[Start RECORDS TO PROCESS]

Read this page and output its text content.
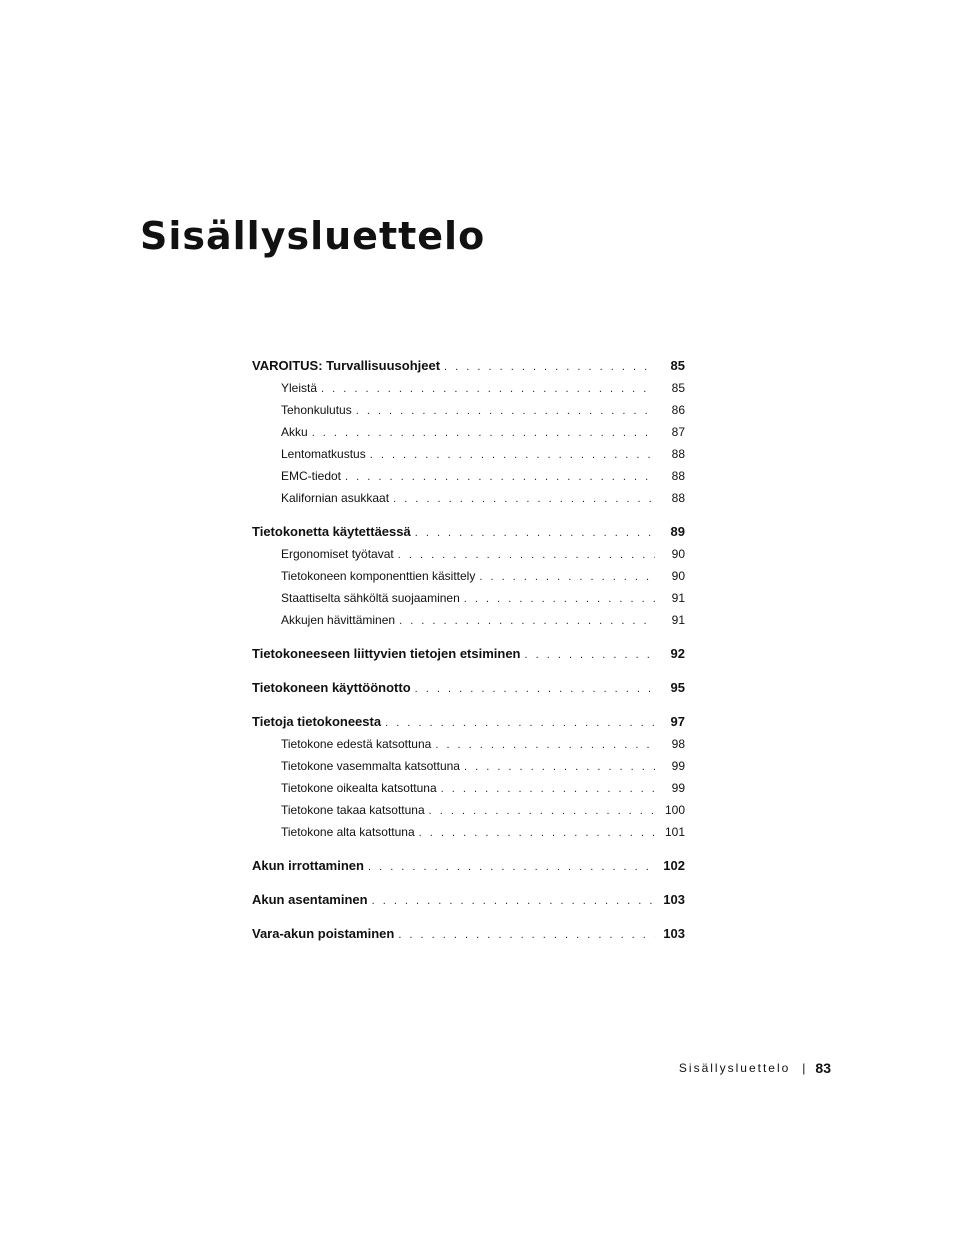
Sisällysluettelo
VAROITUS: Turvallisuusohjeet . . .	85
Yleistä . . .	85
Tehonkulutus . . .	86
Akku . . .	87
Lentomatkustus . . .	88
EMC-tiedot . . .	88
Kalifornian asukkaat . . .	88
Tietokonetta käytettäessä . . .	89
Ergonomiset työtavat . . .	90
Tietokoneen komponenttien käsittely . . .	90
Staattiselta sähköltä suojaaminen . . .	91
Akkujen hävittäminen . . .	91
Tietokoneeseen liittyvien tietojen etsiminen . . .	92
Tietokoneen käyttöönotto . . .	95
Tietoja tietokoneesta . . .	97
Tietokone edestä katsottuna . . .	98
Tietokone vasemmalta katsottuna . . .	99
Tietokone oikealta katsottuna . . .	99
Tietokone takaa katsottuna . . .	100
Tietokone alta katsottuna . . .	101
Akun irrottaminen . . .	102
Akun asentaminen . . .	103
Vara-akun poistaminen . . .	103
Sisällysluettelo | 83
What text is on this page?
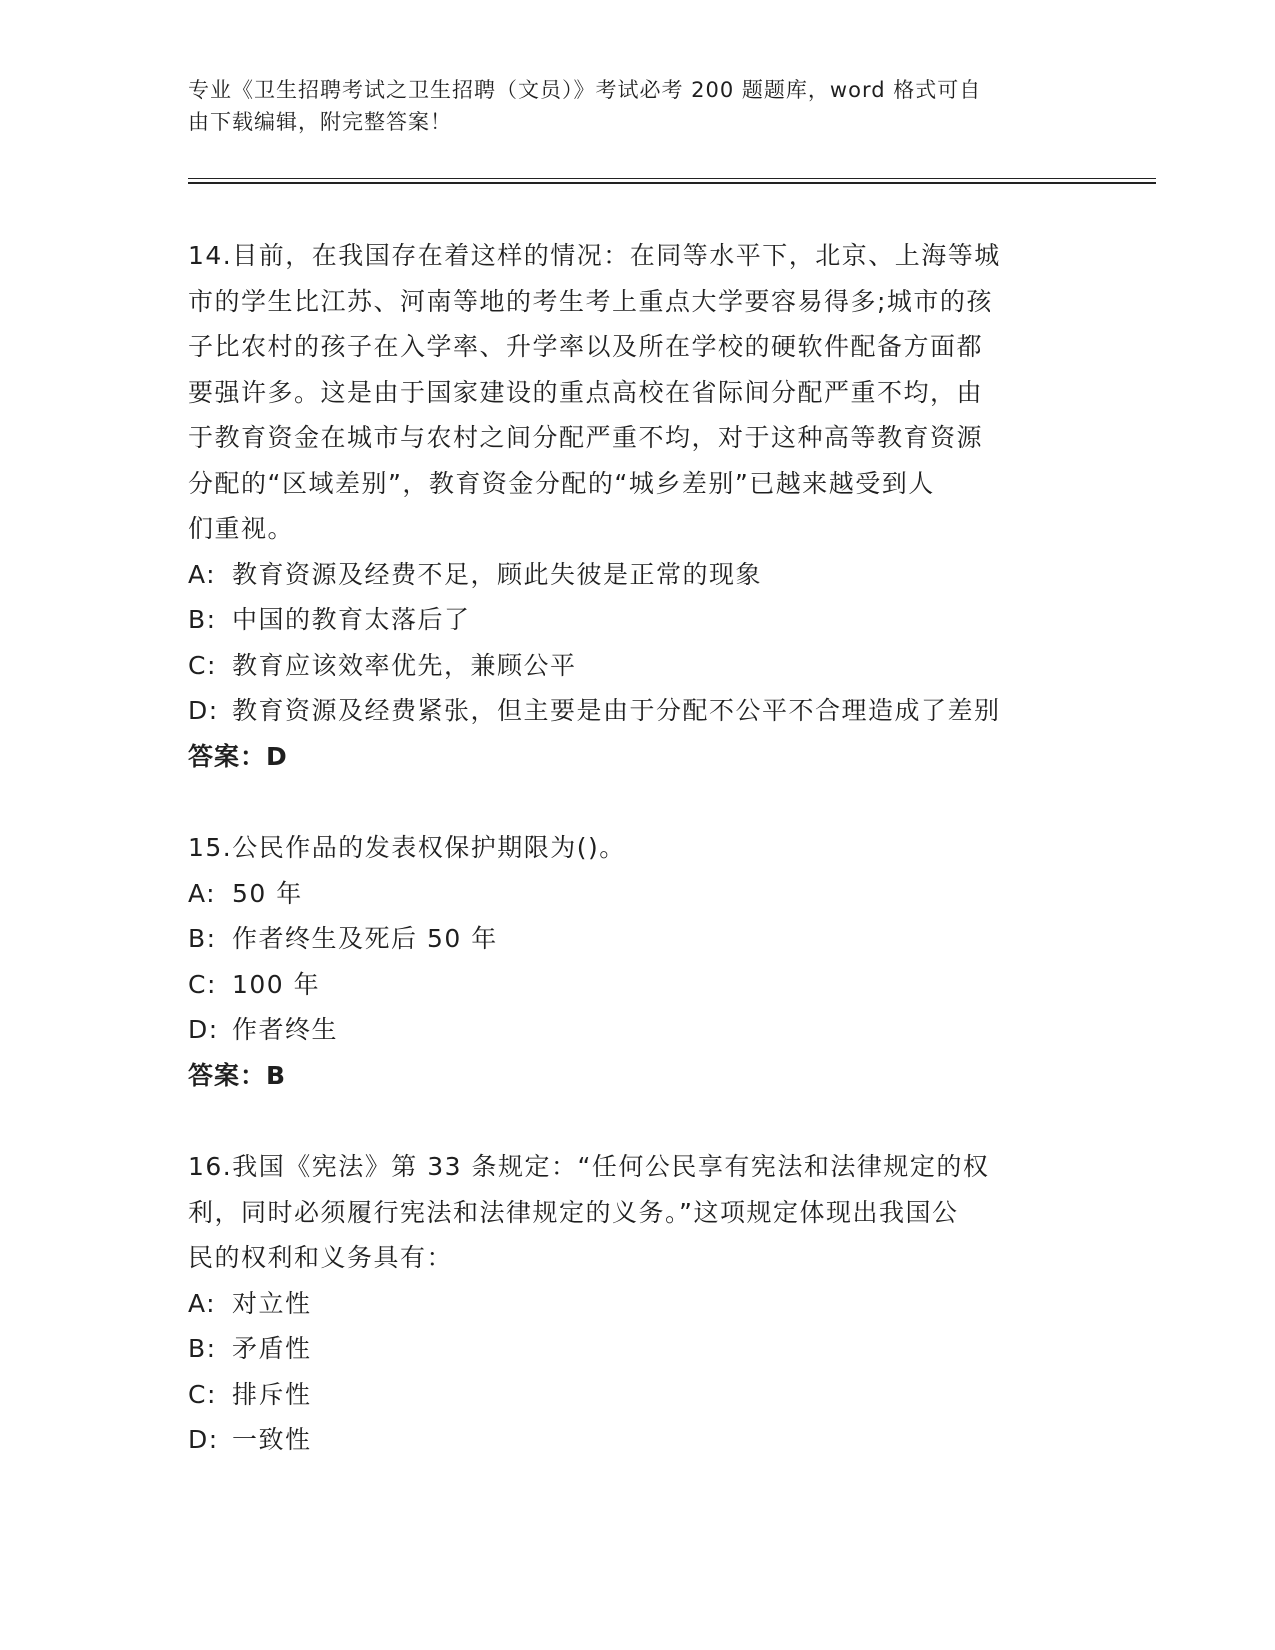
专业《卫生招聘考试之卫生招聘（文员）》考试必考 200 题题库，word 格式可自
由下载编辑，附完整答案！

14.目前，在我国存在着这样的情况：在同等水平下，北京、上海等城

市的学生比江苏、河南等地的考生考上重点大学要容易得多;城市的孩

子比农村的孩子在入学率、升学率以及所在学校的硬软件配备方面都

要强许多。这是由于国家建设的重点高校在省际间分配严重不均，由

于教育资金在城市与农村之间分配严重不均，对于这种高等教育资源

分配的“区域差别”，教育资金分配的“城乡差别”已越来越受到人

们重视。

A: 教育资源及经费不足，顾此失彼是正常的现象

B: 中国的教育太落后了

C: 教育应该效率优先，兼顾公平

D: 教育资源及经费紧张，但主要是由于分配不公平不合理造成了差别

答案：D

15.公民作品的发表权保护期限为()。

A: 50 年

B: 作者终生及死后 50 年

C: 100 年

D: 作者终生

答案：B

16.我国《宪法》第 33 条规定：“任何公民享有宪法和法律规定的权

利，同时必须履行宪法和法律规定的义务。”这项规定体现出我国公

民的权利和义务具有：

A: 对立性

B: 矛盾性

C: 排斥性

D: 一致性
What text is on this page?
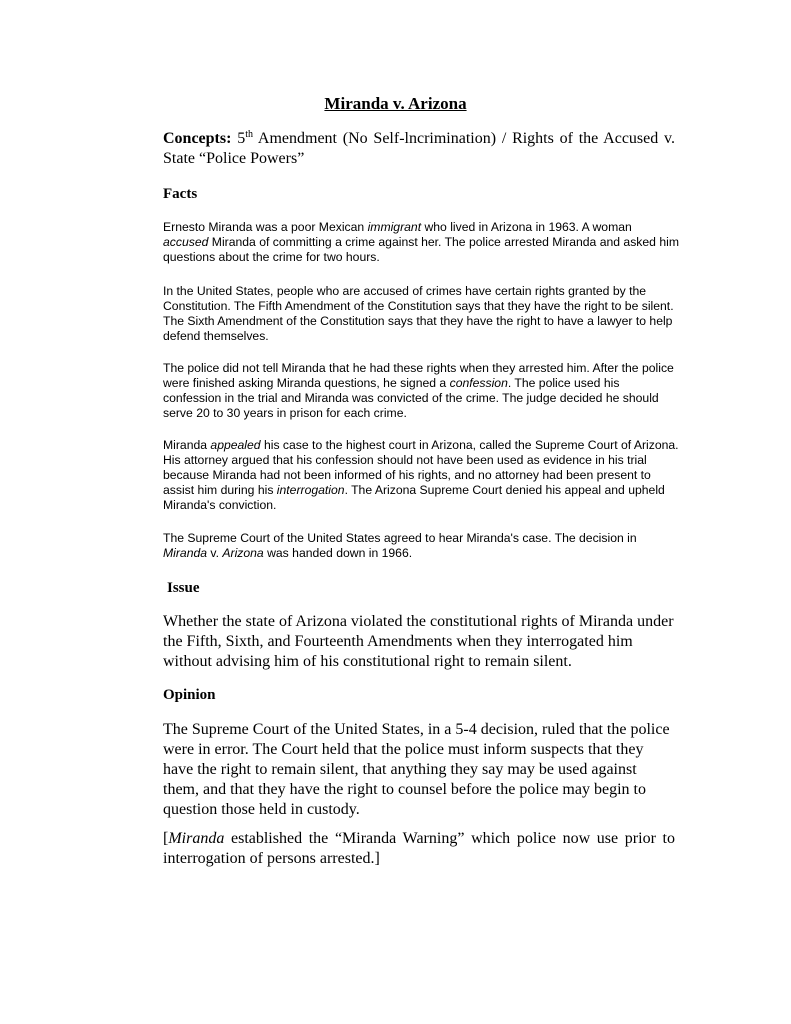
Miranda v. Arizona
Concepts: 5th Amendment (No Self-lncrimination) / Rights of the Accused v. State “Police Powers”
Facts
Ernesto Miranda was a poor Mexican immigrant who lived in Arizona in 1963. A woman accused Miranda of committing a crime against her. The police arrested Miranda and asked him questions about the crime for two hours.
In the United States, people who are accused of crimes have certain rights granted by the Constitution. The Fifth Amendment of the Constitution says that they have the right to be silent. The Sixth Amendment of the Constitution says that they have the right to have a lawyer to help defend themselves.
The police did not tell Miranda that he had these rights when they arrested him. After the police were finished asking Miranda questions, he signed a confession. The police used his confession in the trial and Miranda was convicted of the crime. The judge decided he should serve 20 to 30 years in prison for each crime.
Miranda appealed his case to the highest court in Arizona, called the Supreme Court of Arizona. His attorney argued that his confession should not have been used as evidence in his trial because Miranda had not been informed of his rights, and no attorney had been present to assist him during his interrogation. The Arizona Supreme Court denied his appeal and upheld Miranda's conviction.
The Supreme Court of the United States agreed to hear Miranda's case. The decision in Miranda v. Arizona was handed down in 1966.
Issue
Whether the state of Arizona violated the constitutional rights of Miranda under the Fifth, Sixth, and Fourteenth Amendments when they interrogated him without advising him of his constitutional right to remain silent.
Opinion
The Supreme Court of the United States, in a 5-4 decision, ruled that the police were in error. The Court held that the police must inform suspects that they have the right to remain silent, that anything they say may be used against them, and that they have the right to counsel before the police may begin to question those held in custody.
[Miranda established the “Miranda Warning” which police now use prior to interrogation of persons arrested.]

[End RECORDS TO PROCESS]

WRITTEN TASK: Scan the entries above for the word "arrested" and collect each line holding it.

EXPECTED ANSWER:
Ernesto Miranda was a poor Mexican immigrant who lived in Arizona in 1963. A woman accused Miranda of committing a crime against her. The police arrested Miranda and asked him questions about the crime for two hours.
The police did not tell Miranda that he had these rights when they arrested him. After the police were finished asking Miranda questions, he signed a confession. The police used his confession in the trial and Miranda was convicted of the crime. The judge decided he should serve 20 to 30 years in prison for each crime.
[Miranda established the “Miranda Warning” which police now use prior to interrogation of persons arrested.]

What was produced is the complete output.